A block of data
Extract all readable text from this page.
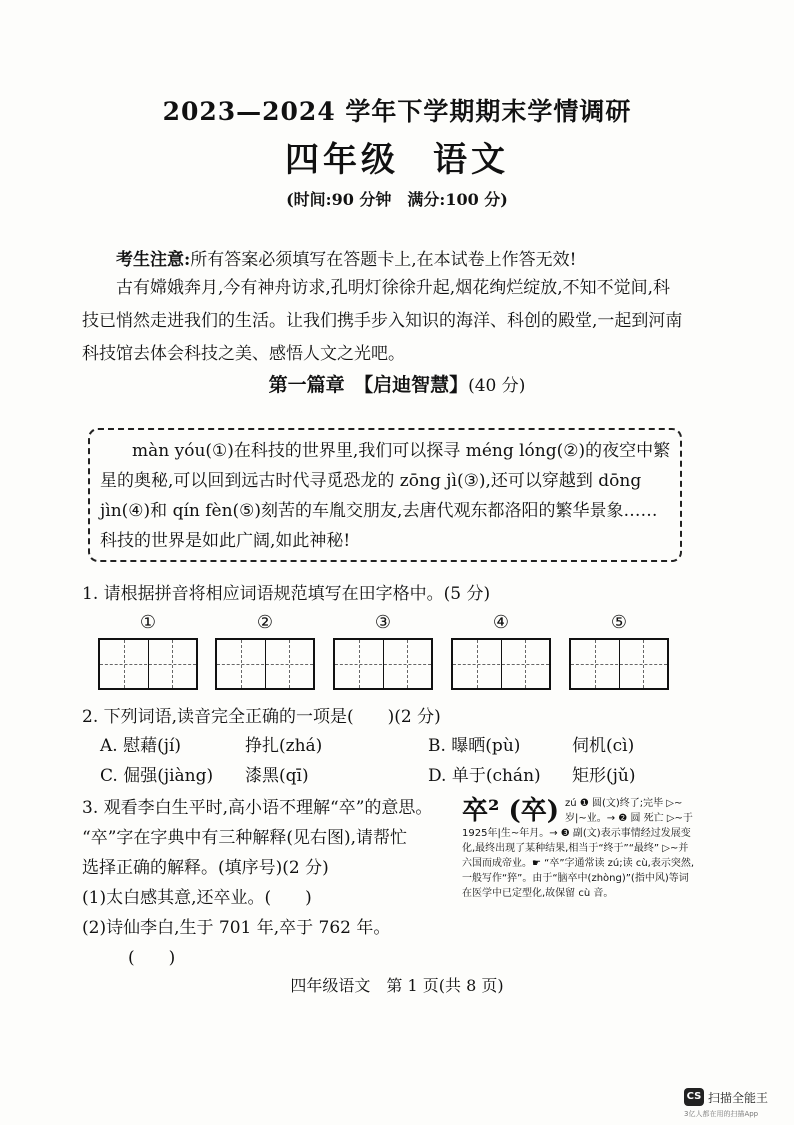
2023—2024 学年下学期期末学情调研
四年级 语文
(时间:90 分钟　满分:100 分)
考生注意:所有答案必须填写在答题卡上,在本试卷上作答无效!
古有嫦娥奔月,今有神舟访求,孔明灯徐徐升起,烟花绚烂绽放,不知不觉间,科技已悄然走进我们的生活。让我们携手步入知识的海洋、科创的殿堂,一起到河南科技馆去体会科技之美、感悟人文之光吧。
第一篇章　【启迪智慧】(40 分)
màn yóu(①)在科技的世界里,我们可以探寻 méng lóng(②)的夜空中繁星的奥秘,可以回到远古时代寻觅恐龙的 zōng jì(③),还可以穿越到 dōng jìn(④)和 qín fèn(⑤)刻苦的车胤交朋友,去唐代观东都洛阳的繁华景象……科技的世界是如此广阔,如此神秘!
1. 请根据拼音将相应词语规范填写在田字格中。(5 分)
①	②	③	④	⑤
2. 下列词语,读音完全正确的一项是(　　)(2 分)
A. 慰藉(jí)	挣扎(zhá)	B. 曝晒(pù)	伺机(cì)
C. 倔强(jiàng) 漆黑(qī)	D. 单于(chán) 矩形(jǔ)
3. 观看李白生平时,高小语不理解“卒”的意思。
“卒”字在字典中有三种解释(见右图),请帮忙
选择正确的解释。(填序号)(2 分)
(1)太白感其意,还卒业。(　　)
(2)诗仙李白,生于 701 年,卒于 762 年。
(　　)
卒² (卒) zú ❶ 圆(文)终了;完毕 ▷~岁|~业。→ ❷ 圆 死亡 ▷~于1925年|生~年月。→ ❸ 副(文)表示事情经过发展变化,最终出现了某种结果,相当于“终于”“最终” ▷~并六国而成帝业。☛ “卒”字通常读 zú;读 cù,表示突然,一般写作“猝”。由于“脑卒中(zhòng)”(指中风)等词在医学中已定型化,故保留 cù 音。
四年级语文　第 1 页(共 8 页)
CS 扫描全能王
3亿人都在用的扫描App
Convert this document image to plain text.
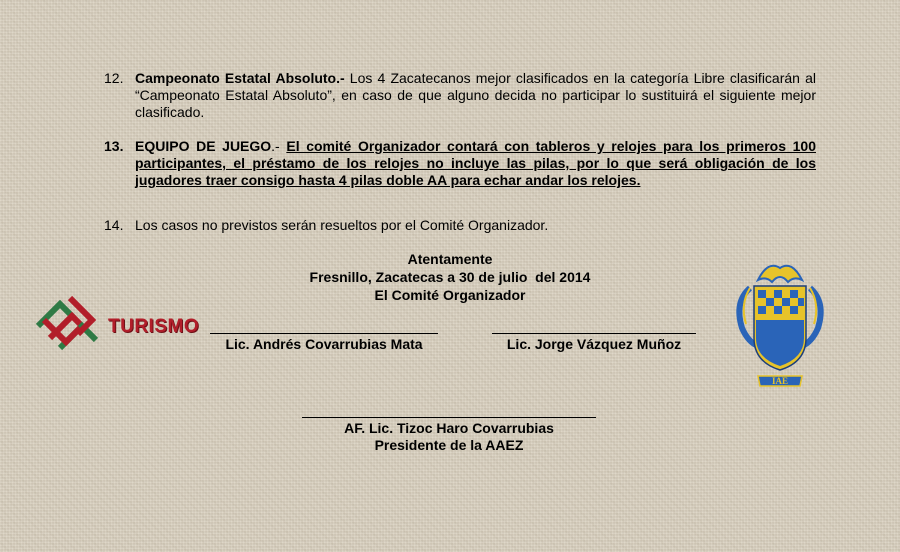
12. Campeonato Estatal Absoluto.- Los 4 Zacatecanos mejor clasificados en la categoría Libre clasificarán al “Campeonato Estatal Absoluto”, en caso de que alguno decida no participar lo sustituirá el siguiente mejor clasificado.
13. EQUIPO DE JUEGO.- El comité Organizador contará con tableros y relojes para los primeros 100 participantes, el préstamo de los relojes no incluye las pilas, por lo que será obligación de los jugadores traer consigo hasta 4 pilas doble AA para echar andar los relojes.
14. Los casos no previstos serán resueltos por el Comité Organizador.
Atentamente
Fresnillo, Zacatecas a 30 de julio  del 2014
El Comité Organizador
Lic. Andrés Covarrubias Mata	Lic. Jorge Vázquez Muñoz
AF. Lic. Tizoc Haro Covarrubias
Presidente de la AAEZ
TURISMO
IAE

# [GIVEN REQUEST]
The pictures should not be reproduced; quote all of the other material exactly.

# [SOLUTION TO THIS PROBLEM]
Extract all readable text from this page.
2023—2024 学年下学期期末学情调研
四年级 语文
(时间:90 分钟　满分:100 分)
考生注意:所有答案必须填写在答题卡上,在本试卷上作答无效!
古有嫦娥奔月,今有神舟访求,孔明灯徐徐升起,烟花绚烂绽放,不知不觉间,科技已悄然走进我们的生活。让我们携手步入知识的海洋、科创的殿堂,一起到河南科技馆去体会科技之美、感悟人文之光吧。
第一篇章　【启迪智慧】(40 分)
màn yóu(①)在科技的世界里,我们可以探寻 méng lóng(②)的夜空中繁星的奥秘,可以回到远古时代寻觅恐龙的 zōng jì(③),还可以穿越到 dōng jìn(④)和 qín fèn(⑤)刻苦的车胤交朋友,去唐代观东都洛阳的繁华景象……科技的世界是如此广阔,如此神秘!
1. 请根据拼音将相应词语规范填写在田字格中。(5 分)
①	②	③	④	⑤
2. 下列词语,读音完全正确的一项是(　　)(2 分)
A. 慰藉(jí)	挣扎(zhá)	B. 曝晒(pù)	伺机(cì)
C. 倔强(jiàng) 漆黑(qī)	D. 单于(chán) 矩形(jǔ)
3. 观看李白生平时,高小语不理解“卒”的意思。
“卒”字在字典中有三种解释(见右图),请帮忙
选择正确的解释。(填序号)(2 分)
(1)太白感其意,还卒业。(　　)
(2)诗仙李白,生于 701 年,卒于 762 年。
(　　)
卒² (卒) zú ❶ 圆(文)终了;完毕 ▷~岁|~业。→ ❷ 圆 死亡 ▷~于1925年|生~年月。→ ❸ 副(文)表示事情经过发展变化,最终出现了某种结果,相当于“终于”“最终” ▷~并六国而成帝业。☛ “卒”字通常读 zú;读 cù,表示突然,一般写作“猝”。由于“脑卒中(zhòng)”(指中风)等词在医学中已定型化,故保留 cù 音。
四年级语文　第 1 页(共 8 页)
CS 扫描全能王
3亿人都在用的扫描App
Convert this document image to plain text.
12. Campeonato Estatal Absoluto.- Los 4 Zacatecanos mejor clasificados en la categoría Libre clasificarán al “Campeonato Estatal Absoluto”, en caso de que alguno decida no participar lo sustituirá el siguiente mejor clasificado.
13. EQUIPO DE JUEGO.- El comité Organizador contará con tableros y relojes para los primeros 100 participantes, el préstamo de los relojes no incluye las pilas, por lo que será obligación de los jugadores traer consigo hasta 4 pilas doble AA para echar andar los relojes.
14. Los casos no previstos serán resueltos por el Comité Organizador.
Atentamente
Fresnillo, Zacatecas a 30 de julio  del 2014
El Comité Organizador
Lic. Andrés Covarrubias Mata	Lic. Jorge Vázquez Muñoz
AF. Lic. Tizoc Haro Covarrubias
Presidente de la AAEZ
TURISMO
IAE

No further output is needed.